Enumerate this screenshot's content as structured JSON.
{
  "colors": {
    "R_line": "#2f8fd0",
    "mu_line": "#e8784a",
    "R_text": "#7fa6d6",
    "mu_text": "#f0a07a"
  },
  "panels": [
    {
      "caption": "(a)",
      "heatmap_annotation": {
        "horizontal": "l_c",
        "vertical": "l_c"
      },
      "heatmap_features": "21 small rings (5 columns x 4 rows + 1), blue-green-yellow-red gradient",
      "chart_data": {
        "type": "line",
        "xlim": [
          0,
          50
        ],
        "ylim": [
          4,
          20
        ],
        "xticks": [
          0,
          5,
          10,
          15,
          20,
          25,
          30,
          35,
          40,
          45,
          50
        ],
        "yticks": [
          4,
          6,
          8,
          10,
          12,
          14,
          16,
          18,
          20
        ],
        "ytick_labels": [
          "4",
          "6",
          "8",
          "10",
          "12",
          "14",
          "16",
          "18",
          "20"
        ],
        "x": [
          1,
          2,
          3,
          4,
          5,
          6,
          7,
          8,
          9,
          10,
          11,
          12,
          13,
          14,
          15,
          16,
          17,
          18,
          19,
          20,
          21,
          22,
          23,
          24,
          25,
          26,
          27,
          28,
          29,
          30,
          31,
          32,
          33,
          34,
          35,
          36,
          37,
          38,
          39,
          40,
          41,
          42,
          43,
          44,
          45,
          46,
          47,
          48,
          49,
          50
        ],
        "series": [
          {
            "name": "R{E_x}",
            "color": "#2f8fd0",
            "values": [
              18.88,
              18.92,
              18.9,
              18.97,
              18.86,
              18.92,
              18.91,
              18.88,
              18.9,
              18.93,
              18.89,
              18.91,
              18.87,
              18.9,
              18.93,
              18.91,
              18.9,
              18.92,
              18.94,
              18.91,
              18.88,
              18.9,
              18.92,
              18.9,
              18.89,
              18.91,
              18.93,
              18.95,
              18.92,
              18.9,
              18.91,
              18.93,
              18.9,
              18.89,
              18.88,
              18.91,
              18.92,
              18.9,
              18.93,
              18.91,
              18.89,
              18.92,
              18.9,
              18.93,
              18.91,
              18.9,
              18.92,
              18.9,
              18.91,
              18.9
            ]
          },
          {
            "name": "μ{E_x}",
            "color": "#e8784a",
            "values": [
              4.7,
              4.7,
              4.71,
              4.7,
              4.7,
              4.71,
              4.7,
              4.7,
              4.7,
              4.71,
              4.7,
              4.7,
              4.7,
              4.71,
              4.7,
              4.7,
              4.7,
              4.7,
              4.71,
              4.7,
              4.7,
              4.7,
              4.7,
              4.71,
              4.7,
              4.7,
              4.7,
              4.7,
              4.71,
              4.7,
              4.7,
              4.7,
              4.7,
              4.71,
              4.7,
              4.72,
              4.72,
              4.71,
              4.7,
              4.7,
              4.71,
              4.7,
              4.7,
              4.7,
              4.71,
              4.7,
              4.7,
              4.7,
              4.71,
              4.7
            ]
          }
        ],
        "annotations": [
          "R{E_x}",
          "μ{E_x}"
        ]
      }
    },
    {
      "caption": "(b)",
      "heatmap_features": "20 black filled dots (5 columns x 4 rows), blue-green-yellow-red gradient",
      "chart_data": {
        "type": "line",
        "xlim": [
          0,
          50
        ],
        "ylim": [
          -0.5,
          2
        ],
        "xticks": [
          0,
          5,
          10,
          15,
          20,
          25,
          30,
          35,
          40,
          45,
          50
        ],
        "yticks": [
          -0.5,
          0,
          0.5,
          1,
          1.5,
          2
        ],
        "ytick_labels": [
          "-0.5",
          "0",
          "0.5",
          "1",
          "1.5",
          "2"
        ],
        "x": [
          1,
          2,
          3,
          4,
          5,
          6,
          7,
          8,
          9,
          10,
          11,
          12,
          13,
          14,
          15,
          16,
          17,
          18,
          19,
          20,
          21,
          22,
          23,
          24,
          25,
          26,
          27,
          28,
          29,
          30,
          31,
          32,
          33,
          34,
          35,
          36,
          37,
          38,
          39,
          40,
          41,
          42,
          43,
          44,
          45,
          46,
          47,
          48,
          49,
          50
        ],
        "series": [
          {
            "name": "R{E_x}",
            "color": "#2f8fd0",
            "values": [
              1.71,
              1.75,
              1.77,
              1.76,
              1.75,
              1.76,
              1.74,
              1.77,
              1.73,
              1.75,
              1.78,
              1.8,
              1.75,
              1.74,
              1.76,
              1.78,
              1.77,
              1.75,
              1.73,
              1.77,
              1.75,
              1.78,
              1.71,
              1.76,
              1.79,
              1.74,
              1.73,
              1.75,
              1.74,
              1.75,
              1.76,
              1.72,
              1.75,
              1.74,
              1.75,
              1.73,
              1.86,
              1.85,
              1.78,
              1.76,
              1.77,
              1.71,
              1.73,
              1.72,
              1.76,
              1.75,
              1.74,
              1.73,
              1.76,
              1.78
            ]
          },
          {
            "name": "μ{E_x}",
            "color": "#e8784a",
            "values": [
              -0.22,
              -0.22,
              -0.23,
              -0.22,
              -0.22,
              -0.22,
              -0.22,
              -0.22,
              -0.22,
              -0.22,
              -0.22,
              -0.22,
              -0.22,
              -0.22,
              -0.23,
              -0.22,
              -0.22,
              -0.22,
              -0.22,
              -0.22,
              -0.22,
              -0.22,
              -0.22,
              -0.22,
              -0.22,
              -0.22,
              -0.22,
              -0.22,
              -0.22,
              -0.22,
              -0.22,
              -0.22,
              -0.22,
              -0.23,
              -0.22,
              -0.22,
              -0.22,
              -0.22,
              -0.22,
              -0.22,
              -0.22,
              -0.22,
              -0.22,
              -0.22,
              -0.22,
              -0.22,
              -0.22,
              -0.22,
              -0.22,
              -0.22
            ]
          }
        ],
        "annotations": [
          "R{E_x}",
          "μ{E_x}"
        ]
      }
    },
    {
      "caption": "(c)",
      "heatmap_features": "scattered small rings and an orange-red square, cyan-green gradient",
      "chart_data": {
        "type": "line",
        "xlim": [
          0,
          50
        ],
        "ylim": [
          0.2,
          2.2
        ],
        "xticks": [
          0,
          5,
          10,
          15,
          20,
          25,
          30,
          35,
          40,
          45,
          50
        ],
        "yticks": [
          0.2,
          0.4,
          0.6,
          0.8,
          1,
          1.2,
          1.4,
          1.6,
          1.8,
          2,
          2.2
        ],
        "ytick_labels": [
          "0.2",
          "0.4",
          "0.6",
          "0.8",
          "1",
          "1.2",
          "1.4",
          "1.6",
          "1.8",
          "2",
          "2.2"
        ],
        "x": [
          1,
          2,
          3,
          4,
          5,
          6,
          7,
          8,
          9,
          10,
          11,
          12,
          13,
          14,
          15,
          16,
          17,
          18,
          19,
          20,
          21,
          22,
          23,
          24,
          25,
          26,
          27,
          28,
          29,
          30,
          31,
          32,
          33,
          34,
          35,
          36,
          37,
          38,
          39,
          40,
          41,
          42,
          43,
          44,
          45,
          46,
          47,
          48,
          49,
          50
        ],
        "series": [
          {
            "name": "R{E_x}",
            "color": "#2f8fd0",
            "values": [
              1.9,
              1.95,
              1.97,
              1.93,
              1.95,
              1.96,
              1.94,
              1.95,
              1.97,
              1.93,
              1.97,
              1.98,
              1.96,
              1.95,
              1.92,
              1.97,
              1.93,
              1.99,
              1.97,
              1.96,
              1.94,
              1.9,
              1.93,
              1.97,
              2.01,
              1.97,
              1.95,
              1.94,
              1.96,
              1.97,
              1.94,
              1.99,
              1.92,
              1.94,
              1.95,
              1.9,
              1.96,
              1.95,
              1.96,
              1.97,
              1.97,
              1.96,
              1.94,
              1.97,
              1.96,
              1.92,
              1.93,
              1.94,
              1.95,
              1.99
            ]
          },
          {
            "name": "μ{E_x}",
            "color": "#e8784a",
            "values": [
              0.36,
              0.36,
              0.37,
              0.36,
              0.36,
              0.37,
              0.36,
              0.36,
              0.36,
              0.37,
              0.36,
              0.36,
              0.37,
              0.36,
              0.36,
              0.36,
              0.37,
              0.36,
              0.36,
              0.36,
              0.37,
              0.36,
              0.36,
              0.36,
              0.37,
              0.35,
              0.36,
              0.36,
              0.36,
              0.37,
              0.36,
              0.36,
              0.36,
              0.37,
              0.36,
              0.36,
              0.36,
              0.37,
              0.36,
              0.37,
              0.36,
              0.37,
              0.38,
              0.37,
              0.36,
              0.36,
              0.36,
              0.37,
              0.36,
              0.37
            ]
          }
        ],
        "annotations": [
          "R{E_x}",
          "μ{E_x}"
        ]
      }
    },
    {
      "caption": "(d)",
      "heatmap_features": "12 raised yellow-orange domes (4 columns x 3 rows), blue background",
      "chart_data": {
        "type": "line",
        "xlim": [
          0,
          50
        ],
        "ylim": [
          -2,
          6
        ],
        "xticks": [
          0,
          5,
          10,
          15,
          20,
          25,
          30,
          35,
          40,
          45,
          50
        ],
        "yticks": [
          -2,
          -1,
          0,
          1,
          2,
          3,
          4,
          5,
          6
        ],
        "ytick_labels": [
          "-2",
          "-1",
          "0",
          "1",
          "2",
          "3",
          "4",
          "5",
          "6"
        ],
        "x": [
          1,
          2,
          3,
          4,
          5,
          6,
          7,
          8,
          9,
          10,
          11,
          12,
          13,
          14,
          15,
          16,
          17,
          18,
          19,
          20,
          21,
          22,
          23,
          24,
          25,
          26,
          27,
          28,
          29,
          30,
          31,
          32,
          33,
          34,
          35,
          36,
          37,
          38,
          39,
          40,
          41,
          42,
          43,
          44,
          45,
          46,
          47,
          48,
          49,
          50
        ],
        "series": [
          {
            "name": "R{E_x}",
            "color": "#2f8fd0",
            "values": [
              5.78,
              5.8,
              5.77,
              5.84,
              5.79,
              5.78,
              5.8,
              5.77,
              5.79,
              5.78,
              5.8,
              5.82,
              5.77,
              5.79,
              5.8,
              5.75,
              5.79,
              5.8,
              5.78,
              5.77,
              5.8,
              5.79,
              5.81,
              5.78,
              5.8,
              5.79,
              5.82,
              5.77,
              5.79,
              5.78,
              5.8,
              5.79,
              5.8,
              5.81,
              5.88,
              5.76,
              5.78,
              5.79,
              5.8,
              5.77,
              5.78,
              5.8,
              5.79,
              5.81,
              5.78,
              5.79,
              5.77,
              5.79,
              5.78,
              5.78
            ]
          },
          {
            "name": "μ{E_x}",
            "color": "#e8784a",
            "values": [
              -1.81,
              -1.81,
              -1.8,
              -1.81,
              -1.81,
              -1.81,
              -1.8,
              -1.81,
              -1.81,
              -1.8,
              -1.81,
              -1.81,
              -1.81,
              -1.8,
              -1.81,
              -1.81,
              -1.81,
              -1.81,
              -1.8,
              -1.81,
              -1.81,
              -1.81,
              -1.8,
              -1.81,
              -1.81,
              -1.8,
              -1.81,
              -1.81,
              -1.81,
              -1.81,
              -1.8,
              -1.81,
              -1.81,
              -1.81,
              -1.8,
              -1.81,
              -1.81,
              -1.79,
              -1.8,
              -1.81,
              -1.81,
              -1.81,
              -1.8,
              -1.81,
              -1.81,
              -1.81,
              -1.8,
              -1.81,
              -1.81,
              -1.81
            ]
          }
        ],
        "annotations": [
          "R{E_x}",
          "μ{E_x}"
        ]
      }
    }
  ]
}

- YOUR OBJECTIVE: Show each line of the data that contains the string "yellow".

- ANSWER FOR THIS EXERCISE:
      "heatmap_features": "21 small rings (5 columns x 4 rows + 1), blue-green-yellow-red gradient",
      "heatmap_features": "20 black filled dots (5 columns x 4 rows), blue-green-yellow-red gradient",
      "heatmap_features": "12 raised yellow-orange domes (4 columns x 3 rows), blue background",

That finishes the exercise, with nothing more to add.